Every line that contains the word "Francisco" should be copied out.

==== Provided information ====

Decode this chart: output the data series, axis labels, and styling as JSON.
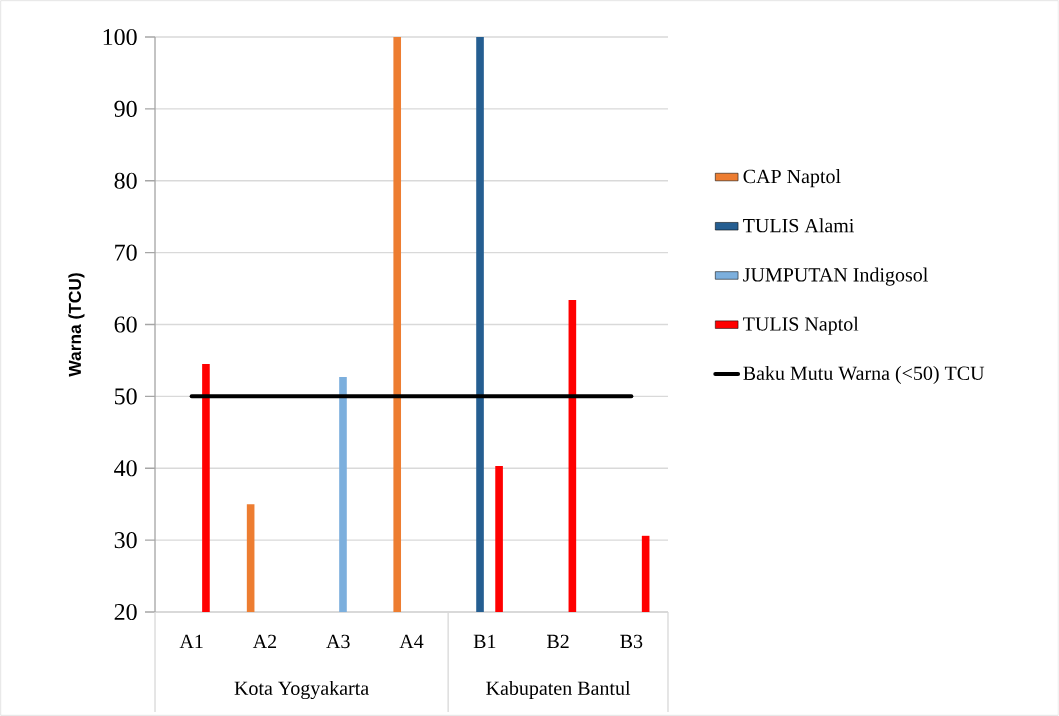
{
  "chart_data": {
    "type": "bar",
    "ylabel": "Warna (TCU)",
    "categories": [
      "A1",
      "A2",
      "A3",
      "A4",
      "B1",
      "B2",
      "B3"
    ],
    "series": [
      {
        "name": "CAP Naptol",
        "color": "#ed7d31",
        "values": [
          null,
          35.0,
          null,
          100,
          null,
          null,
          null
        ]
      },
      {
        "name": "TULIS Alami",
        "color": "#255e91",
        "values": [
          null,
          null,
          null,
          null,
          100,
          null,
          null
        ]
      },
      {
        "name": "JUMPUTAN Indigosol",
        "color": "#7cafdd",
        "values": [
          null,
          null,
          52.7,
          null,
          null,
          null,
          null
        ]
      },
      {
        "name": "TULIS Naptol",
        "color": "#ff0000",
        "values": [
          54.5,
          null,
          null,
          null,
          40.3,
          63.4,
          30.6
        ]
      },
      {
        "name": "Baku Mutu Warna  (<50) TCU",
        "type": "line",
        "color": "#000000",
        "values": [
          50,
          50,
          50,
          50,
          50,
          50,
          50
        ]
      }
    ],
    "annotations": [
      "Kota Yogyakarta",
      "Kabupaten Bantul"
    ],
    "ylim": [
      20,
      100
    ],
    "yticks": [
      20,
      30,
      40,
      50,
      60,
      70,
      80,
      90,
      100
    ],
    "grid": "y",
    "legend": "right"
  }
}
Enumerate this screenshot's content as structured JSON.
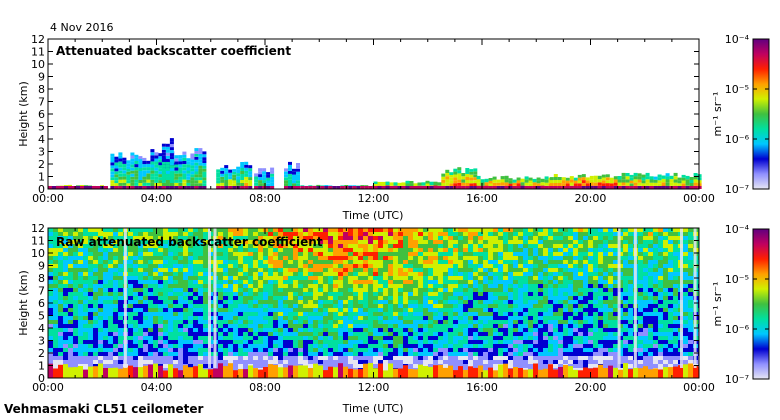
{
  "date_label": "4 Nov 2016",
  "footer_label": "Vehmasmaki CL51 ceilometer",
  "colorbar_unit": "m⁻¹ sr⁻¹",
  "colorbar_colors": [
    "#e6e6f2",
    "#9090ff",
    "#0000d0",
    "#00c8ff",
    "#00e0a0",
    "#40c040",
    "#d0f000",
    "#ffa000",
    "#ff2000",
    "#c00060",
    "#600080"
  ],
  "chart_data": [
    {
      "type": "heatmap",
      "title": "Attenuated backscatter coefficient",
      "xlabel": "Time (UTC)",
      "ylabel": "Height (km)",
      "x_ticks": [
        "00:00",
        "04:00",
        "08:00",
        "12:00",
        "16:00",
        "20:00",
        "00:00"
      ],
      "x_range_hours": [
        0,
        24
      ],
      "y_ticks": [
        "0",
        "1",
        "2",
        "3",
        "4",
        "5",
        "6",
        "7",
        "8",
        "9",
        "10",
        "11",
        "12"
      ],
      "ylim_km": [
        0,
        12
      ],
      "colorbar": {
        "ticks": [
          "10⁻⁴",
          "10⁻⁵",
          "10⁻⁶",
          "10⁻⁷"
        ],
        "range": [
          1e-07,
          0.0001
        ],
        "scale": "log"
      },
      "features": [
        {
          "start_h": 0.0,
          "end_h": 2.2,
          "top_km": 0.3,
          "level": 0.75
        },
        {
          "start_h": 2.3,
          "end_h": 5.7,
          "top_km": 3.0,
          "level": 0.55
        },
        {
          "start_h": 4.2,
          "end_h": 4.6,
          "top_km": 4.1,
          "level": 0.5
        },
        {
          "start_h": 6.2,
          "end_h": 7.5,
          "top_km": 2.0,
          "level": 0.6
        },
        {
          "start_h": 7.6,
          "end_h": 8.3,
          "top_km": 1.6,
          "level": 0.5
        },
        {
          "start_h": 8.7,
          "end_h": 9.2,
          "top_km": 2.0,
          "level": 0.5
        },
        {
          "start_h": 9.3,
          "end_h": 12.0,
          "top_km": 0.3,
          "level": 0.6
        },
        {
          "start_h": 12.0,
          "end_h": 14.5,
          "top_km": 0.6,
          "level": 0.7
        },
        {
          "start_h": 14.5,
          "end_h": 15.8,
          "top_km": 1.6,
          "level": 0.75
        },
        {
          "start_h": 15.8,
          "end_h": 18.5,
          "top_km": 1.0,
          "level": 0.75
        },
        {
          "start_h": 18.5,
          "end_h": 21.0,
          "top_km": 1.1,
          "level": 0.8
        },
        {
          "start_h": 21.0,
          "end_h": 24.0,
          "top_km": 1.2,
          "level": 0.7
        }
      ]
    },
    {
      "type": "heatmap",
      "title": "Raw attenuated backscatter coefficient",
      "xlabel": "Time (UTC)",
      "ylabel": "Height (km)",
      "x_ticks": [
        "00:00",
        "04:00",
        "08:00",
        "12:00",
        "16:00",
        "20:00",
        "00:00"
      ],
      "x_range_hours": [
        0,
        24
      ],
      "y_ticks": [
        "0",
        "1",
        "2",
        "3",
        "4",
        "5",
        "6",
        "7",
        "8",
        "9",
        "10",
        "11",
        "12"
      ],
      "ylim_km": [
        0,
        12
      ],
      "colorbar": {
        "ticks": [
          "10⁻⁴",
          "10⁻⁵",
          "10⁻⁶",
          "10⁻⁷"
        ],
        "range": [
          1e-07,
          0.0001
        ],
        "scale": "log"
      },
      "noise_columns_h": [
        2.8,
        5.9,
        6.1,
        21.0,
        21.6,
        23.3,
        23.8
      ]
    }
  ]
}
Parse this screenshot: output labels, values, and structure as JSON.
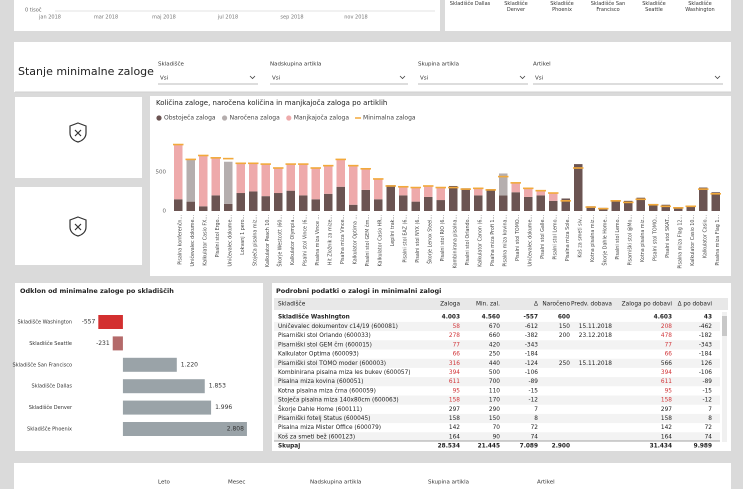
{
  "top_strip": {
    "axis_label": "0 tisoč",
    "months": [
      "jan 2018",
      "mar 2018",
      "maj 2018",
      "jul 2018",
      "sep 2018",
      "nov 2018"
    ],
    "warehouses": [
      "Skladišče Dallas",
      "Skladišče Denver",
      "Skladišče Phoenix",
      "Skladišče San Francisco",
      "Skladišče Seattle",
      "Skladišče Washington"
    ]
  },
  "main": {
    "title": "Stanje minimalne zaloge",
    "filters": [
      {
        "label": "Skladišče",
        "value": "Vsi"
      },
      {
        "label": "Nadskupina artikla",
        "value": "Vsi"
      },
      {
        "label": "Skupina artikla",
        "value": "Vsi"
      },
      {
        "label": "Artikel",
        "value": "Vsi"
      }
    ],
    "stock_chart": {
      "type": "bar",
      "stacked": true,
      "title": "Količina zaloge, naročena količina in manjkajoča zaloga po artiklih",
      "categories": [
        "Pisalna konferenčn...",
        "Uničevalec dokume...",
        "Kalkulator Casio FX...",
        "Pisalni stol Ergo...",
        "Uničevalec dokume...",
        "Lokvanj 1 pero...",
        "Stoječa pisalna miz...",
        "Kalkulator Peach 10...",
        "Škorje Westcott (60...",
        "Kalkulator Olympia...",
        "Pisalni stol Vince (6...",
        "Pisalna miza Vince ...",
        "Hit Zložnik za mize...",
        "Pisalna miza Vince...",
        "Kalkulator Optima ...",
        "Pisalni stol GEM črn...",
        "Kalkulator Casio HR...",
        "Lepilni trak...",
        "Pisalni stol EAZ (6...",
        "Pisalni stol NYX (6...",
        "Škorje Lenox Steel...",
        "Pisalni stol RIO (6...",
        "Kombinirana pisalna...",
        "Pisalni stol Orlando...",
        "Kalkulator Canon (6...",
        "Pisalna miza Profi 1...",
        "Pisalna miza kovina...",
        "Pisalni stol TOMO...",
        "Uničevalec dokume...",
        "Pisalni stol Galle...",
        "Pisalni stol Lemo...",
        "Pisalna miza Sole...",
        "Koš za smeti siv...",
        "Kotna pisalna miz...",
        "Škorje Dahle Home...",
        "Pisalni stol Lemo...",
        "Pisarniški stol @Mo...",
        "Kotna pisalna miz...",
        "Pisalni stol TOMO...",
        "Pisalni stol SKAT...",
        "Pisalna miza Flag 12...",
        "Kalkulator Casio 10...",
        "Kalkulator Casio...",
        "Pisalna miza Flag 1..."
      ],
      "series": [
        {
          "name": "Obstoječa zaloga",
          "color": "#6b5452",
          "values": [
            150,
            120,
            60,
            200,
            90,
            230,
            250,
            190,
            230,
            260,
            200,
            150,
            220,
            310,
            80,
            270,
            150,
            330,
            200,
            120,
            180,
            140,
            320,
            290,
            200,
            280,
            200,
            240,
            180,
            200,
            130,
            160,
            600,
            60,
            40,
            140,
            130,
            170,
            90,
            80,
            50,
            70,
            300,
            240
          ]
        },
        {
          "name": "Naročena zaloga",
          "color": "#b5aeae",
          "values": [
            0,
            540,
            0,
            0,
            540,
            0,
            0,
            0,
            0,
            0,
            0,
            0,
            0,
            0,
            0,
            0,
            0,
            0,
            0,
            0,
            0,
            0,
            0,
            0,
            0,
            0,
            280,
            0,
            0,
            0,
            0,
            0,
            0,
            0,
            0,
            0,
            0,
            0,
            0,
            0,
            0,
            0,
            0,
            0
          ]
        },
        {
          "name": "Manjkajoča zaloga",
          "color": "#eeaaab",
          "values": [
            700,
            0,
            650,
            480,
            0,
            380,
            360,
            410,
            320,
            340,
            400,
            400,
            360,
            350,
            500,
            270,
            260,
            0,
            110,
            180,
            140,
            160,
            0,
            0,
            90,
            0,
            0,
            120,
            110,
            60,
            100,
            0,
            0,
            0,
            0,
            0,
            0,
            0,
            0,
            0,
            0,
            0,
            0,
            0
          ]
        },
        {
          "name": "Minimalna zaloga",
          "color": "#f2a93b",
          "type": "line",
          "values": [
            850,
            660,
            710,
            680,
            670,
            610,
            610,
            600,
            550,
            600,
            600,
            550,
            580,
            660,
            580,
            540,
            410,
            320,
            310,
            300,
            320,
            300,
            300,
            280,
            290,
            270,
            440,
            360,
            290,
            260,
            230,
            130,
            550,
            50,
            30,
            130,
            110,
            150,
            80,
            60,
            40,
            60,
            280,
            220
          ]
        }
      ],
      "ylim": [
        0,
        1100
      ],
      "yticks": [
        0,
        500
      ]
    },
    "deviation_chart": {
      "type": "barh",
      "title": "Odklon od minimalne zaloge po skladiščih",
      "categories": [
        "Skladišče Washington",
        "Skladišče Seattle",
        "Skladišče San Francisco",
        "Skladišče Dallas",
        "Skladišče Denver",
        "Skladišče Phoenix"
      ],
      "values": [
        -557,
        -231,
        1220,
        1853,
        1996,
        2808
      ],
      "value_labels": [
        "-557",
        "-231",
        "1.220",
        "1.853",
        "1.996",
        "2.808"
      ],
      "colors": [
        "#d32f2f",
        "#b46a6a",
        "#9aa3a8",
        "#9aa3a8",
        "#9aa3a8",
        "#9aa3a8"
      ],
      "xlim": [
        -700,
        2900
      ]
    },
    "table": {
      "title": "Podrobni podatki o zalogi in minimalni zalogi",
      "columns": [
        "Skladišče",
        "Zaloga",
        "Min. zal.",
        "Δ",
        "Naročeno",
        "Predv. dobava",
        "Zaloga po dobavi",
        "Δ po dobavi"
      ],
      "group": [
        "Skladišče Washington",
        "4.003",
        "4.560",
        "-557",
        "600",
        "",
        "4.603",
        "43"
      ],
      "rows": [
        [
          "Uničevalec dokumentov c14/19 (600081)",
          "58",
          "670",
          "-612",
          "150",
          "15.11.2018",
          "208",
          "-462"
        ],
        [
          "Pisarniški stol Orlando (600033)",
          "278",
          "660",
          "-382",
          "200",
          "23.12.2018",
          "478",
          "-182"
        ],
        [
          "Pisarniški stol GEM črn (600015)",
          "77",
          "420",
          "-343",
          "",
          "",
          "77",
          "-343"
        ],
        [
          "Kalkulator Optima (600093)",
          "66",
          "250",
          "-184",
          "",
          "",
          "66",
          "-184"
        ],
        [
          "Pisarniški stol TOMO moder (600003)",
          "316",
          "440",
          "-124",
          "250",
          "15.11.2018",
          "566",
          "126"
        ],
        [
          "Kombinirana pisalna miza les bukev (600057)",
          "394",
          "500",
          "-106",
          "",
          "",
          "394",
          "-106"
        ],
        [
          "Pisalna miza kovina (600051)",
          "611",
          "700",
          "-89",
          "",
          "",
          "611",
          "-89"
        ],
        [
          "Kotna pisalna miza črna (600059)",
          "95",
          "110",
          "-15",
          "",
          "",
          "95",
          "-15"
        ],
        [
          "Stoječa pisalna miza 140x80cm (600063)",
          "158",
          "170",
          "-12",
          "",
          "",
          "158",
          "-12"
        ],
        [
          "Škorje Dahle Home (600111)",
          "297",
          "290",
          "7",
          "",
          "",
          "297",
          "7"
        ],
        [
          "Pisarniški fotelj Status (600045)",
          "158",
          "150",
          "8",
          "",
          "",
          "158",
          "8"
        ],
        [
          "Pisalna miza Mister Office (600079)",
          "142",
          "70",
          "72",
          "",
          "",
          "142",
          "72"
        ],
        [
          "Koš za smeti bež (600123)",
          "164",
          "90",
          "74",
          "",
          "",
          "164",
          "74"
        ]
      ],
      "total": [
        "Skupaj",
        "28.534",
        "21.445",
        "7.089",
        "2.900",
        "",
        "31.434",
        "9.989"
      ],
      "negative_color": "#d13438"
    }
  },
  "bottom_filters": [
    "Leto",
    "Mesec",
    "Nadskupina artikla",
    "Skupina artikla",
    "Artikel"
  ]
}
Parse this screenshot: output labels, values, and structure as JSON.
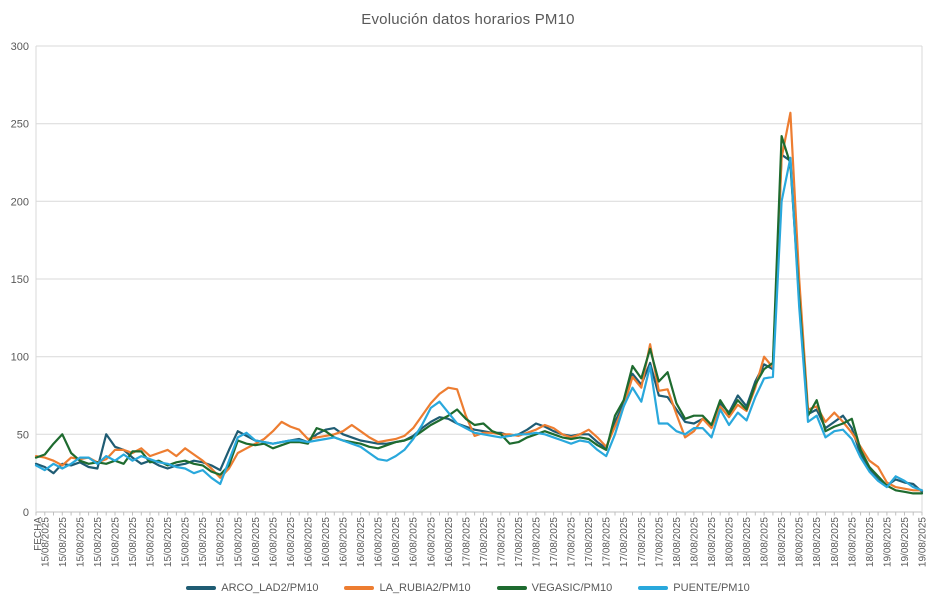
{
  "chart_data": {
    "type": "line",
    "title": "Evolución datos horarios PM10",
    "x_axis_title": "FECHA",
    "ylabel": "",
    "ylim": [
      0,
      300
    ],
    "y_ticks": [
      0,
      50,
      100,
      150,
      200,
      250,
      300
    ],
    "grid": "horizontal",
    "legend_position": "bottom",
    "x_label_interval": 2,
    "axis_color": "#BFBFBF",
    "gridline_color": "#D9D9D9",
    "text_color": "#595959",
    "categories": [
      "15/08/2025",
      "15/08/2025",
      "15/08/2025",
      "15/08/2025",
      "15/08/2025",
      "15/08/2025",
      "15/08/2025",
      "15/08/2025",
      "15/08/2025",
      "15/08/2025",
      "15/08/2025",
      "15/08/2025",
      "15/08/2025",
      "15/08/2025",
      "15/08/2025",
      "15/08/2025",
      "15/08/2025",
      "15/08/2025",
      "15/08/2025",
      "15/08/2025",
      "15/08/2025",
      "15/08/2025",
      "15/08/2025",
      "15/08/2025",
      "16/08/2025",
      "16/08/2025",
      "16/08/2025",
      "16/08/2025",
      "16/08/2025",
      "16/08/2025",
      "16/08/2025",
      "16/08/2025",
      "16/08/2025",
      "16/08/2025",
      "16/08/2025",
      "16/08/2025",
      "16/08/2025",
      "16/08/2025",
      "16/08/2025",
      "16/08/2025",
      "16/08/2025",
      "16/08/2025",
      "16/08/2025",
      "16/08/2025",
      "16/08/2025",
      "16/08/2025",
      "16/08/2025",
      "16/08/2025",
      "17/08/2025",
      "17/08/2025",
      "17/08/2025",
      "17/08/2025",
      "17/08/2025",
      "17/08/2025",
      "17/08/2025",
      "17/08/2025",
      "17/08/2025",
      "17/08/2025",
      "17/08/2025",
      "17/08/2025",
      "17/08/2025",
      "17/08/2025",
      "17/08/2025",
      "17/08/2025",
      "17/08/2025",
      "17/08/2025",
      "17/08/2025",
      "17/08/2025",
      "17/08/2025",
      "17/08/2025",
      "17/08/2025",
      "17/08/2025",
      "18/08/2025",
      "18/08/2025",
      "18/08/2025",
      "18/08/2025",
      "18/08/2025",
      "18/08/2025",
      "18/08/2025",
      "18/08/2025",
      "18/08/2025",
      "18/08/2025",
      "18/08/2025",
      "18/08/2025",
      "18/08/2025",
      "18/08/2025",
      "18/08/2025",
      "18/08/2025",
      "18/08/2025",
      "18/08/2025",
      "18/08/2025",
      "18/08/2025",
      "18/08/2025",
      "18/08/2025",
      "18/08/2025",
      "18/08/2025",
      "19/08/2025",
      "19/08/2025",
      "19/08/2025",
      "19/08/2025",
      "19/08/2025",
      "19/08/2025"
    ],
    "series": [
      {
        "name": "ARCO_LAD2/PM10",
        "color": "#1F5C73",
        "values": [
          31,
          29,
          25,
          31,
          30,
          32,
          29,
          28,
          50,
          42,
          40,
          35,
          31,
          33,
          30,
          28,
          30,
          31,
          33,
          32,
          30,
          27,
          40,
          52,
          49,
          46,
          45,
          44,
          45,
          46,
          47,
          45,
          50,
          53,
          54,
          50,
          48,
          46,
          45,
          44,
          44,
          45,
          46,
          49,
          54,
          58,
          61,
          60,
          57,
          55,
          53,
          52,
          51,
          51,
          49,
          50,
          53,
          57,
          55,
          52,
          50,
          49,
          50,
          50,
          45,
          41,
          58,
          70,
          89,
          82,
          96,
          75,
          74,
          66,
          58,
          57,
          60,
          56,
          70,
          64,
          75,
          68,
          84,
          95,
          92,
          230,
          226,
          140,
          63,
          66,
          54,
          58,
          62,
          54,
          37,
          28,
          21,
          17,
          21,
          19,
          18,
          13
        ]
      },
      {
        "name": "LA_RUBIA2/PM10",
        "color": "#ED7D31",
        "values": [
          36,
          35,
          33,
          30,
          35,
          34,
          35,
          32,
          34,
          40,
          40,
          38,
          41,
          36,
          38,
          40,
          36,
          41,
          37,
          33,
          28,
          22,
          28,
          38,
          41,
          44,
          47,
          52,
          58,
          55,
          53,
          47,
          48,
          49,
          50,
          52,
          56,
          52,
          48,
          45,
          46,
          47,
          49,
          54,
          62,
          70,
          76,
          80,
          79,
          62,
          49,
          51,
          51,
          50,
          50,
          49,
          51,
          53,
          56,
          54,
          50,
          48,
          50,
          53,
          48,
          42,
          55,
          68,
          87,
          80,
          108,
          78,
          79,
          63,
          48,
          52,
          60,
          54,
          68,
          61,
          69,
          65,
          80,
          100,
          93,
          228,
          257,
          150,
          66,
          68,
          58,
          64,
          58,
          51,
          42,
          33,
          29,
          19,
          16,
          15,
          14,
          14
        ]
      },
      {
        "name": "VEGASIC/PM10",
        "color": "#1E6B2F",
        "values": [
          35,
          37,
          44,
          50,
          38,
          33,
          31,
          32,
          31,
          33,
          31,
          39,
          39,
          32,
          33,
          30,
          32,
          33,
          31,
          30,
          26,
          24,
          30,
          46,
          44,
          43,
          44,
          41,
          43,
          45,
          45,
          44,
          54,
          52,
          48,
          46,
          45,
          44,
          42,
          41,
          43,
          45,
          46,
          48,
          52,
          56,
          59,
          62,
          66,
          60,
          56,
          57,
          52,
          50,
          44,
          45,
          48,
          50,
          52,
          50,
          48,
          47,
          48,
          47,
          43,
          40,
          62,
          72,
          94,
          86,
          105,
          84,
          90,
          70,
          60,
          62,
          62,
          56,
          72,
          63,
          72,
          66,
          82,
          92,
          96,
          242,
          224,
          138,
          62,
          72,
          52,
          55,
          57,
          60,
          40,
          29,
          23,
          17,
          14,
          13,
          12,
          12
        ]
      },
      {
        "name": "PUENTE/PM10",
        "color": "#29A8DC",
        "values": [
          30,
          27,
          31,
          28,
          31,
          35,
          35,
          31,
          36,
          33,
          37,
          33,
          36,
          34,
          32,
          31,
          29,
          28,
          25,
          27,
          22,
          18,
          33,
          48,
          51,
          46,
          45,
          44,
          45,
          46,
          46,
          45,
          46,
          47,
          48,
          46,
          44,
          42,
          38,
          34,
          33,
          36,
          40,
          47,
          56,
          67,
          71,
          64,
          57,
          54,
          51,
          50,
          49,
          48,
          49,
          50,
          50,
          51,
          50,
          48,
          46,
          44,
          46,
          45,
          40,
          36,
          50,
          68,
          80,
          71,
          94,
          57,
          57,
          52,
          50,
          54,
          54,
          48,
          66,
          56,
          64,
          59,
          74,
          86,
          87,
          200,
          228,
          132,
          58,
          62,
          48,
          52,
          53,
          47,
          35,
          26,
          20,
          16,
          23,
          20,
          16,
          14
        ]
      }
    ]
  }
}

====

§ Response to this task:
      "Skladišče San Francisco",
        "Skladišče San Francisco",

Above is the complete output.